### Task
Quote the entries that follow exactly, leaving none out.

### Dataset entries

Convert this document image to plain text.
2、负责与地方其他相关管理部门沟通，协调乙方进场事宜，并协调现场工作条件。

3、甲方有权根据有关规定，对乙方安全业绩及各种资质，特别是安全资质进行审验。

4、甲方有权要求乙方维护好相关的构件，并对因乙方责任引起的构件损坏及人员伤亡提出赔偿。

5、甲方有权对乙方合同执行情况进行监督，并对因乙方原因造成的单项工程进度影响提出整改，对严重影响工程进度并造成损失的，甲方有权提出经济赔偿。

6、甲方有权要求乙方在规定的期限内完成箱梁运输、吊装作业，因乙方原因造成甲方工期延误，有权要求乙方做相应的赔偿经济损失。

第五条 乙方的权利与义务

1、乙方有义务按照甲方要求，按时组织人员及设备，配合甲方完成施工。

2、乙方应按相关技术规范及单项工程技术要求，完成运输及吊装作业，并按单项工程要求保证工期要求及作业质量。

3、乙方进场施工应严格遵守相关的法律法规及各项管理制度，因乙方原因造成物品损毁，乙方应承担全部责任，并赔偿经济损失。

### Final answer
Convert this document image to plain text.
2、负责与地方其他相关管理部门沟通，协调乙方进场事宜，并协调现场工作条件。

3、甲方有权根据有关规定，对乙方安全业绩及各种资质，特别是安全资质进行审验。

4、甲方有权要求乙方维护好相关的构件，并对因乙方责任引起的构件损坏及人员伤亡提出赔偿。

5、甲方有权对乙方合同执行情况进行监督，并对因乙方原因造成的单项工程进度影响提出整改，对严重影响工程进度并造成损失的，甲方有权提出经济赔偿。

6、甲方有权要求乙方在规定的期限内完成箱梁运输、吊装作业，因乙方原因造成甲方工期延误，有权要求乙方做相应的赔偿经济损失。

第五条 乙方的权利与义务

1、乙方有义务按照甲方要求，按时组织人员及设备，配合甲方完成施工。

2、乙方应按相关技术规范及单项工程技术要求，完成运输及吊装作业，并按单项工程要求保证工期要求及作业质量。

3、乙方进场施工应严格遵守相关的法律法规及各项管理制度，因乙方原因造成物品损毁，乙方应承担全部责任，并赔偿经济损失。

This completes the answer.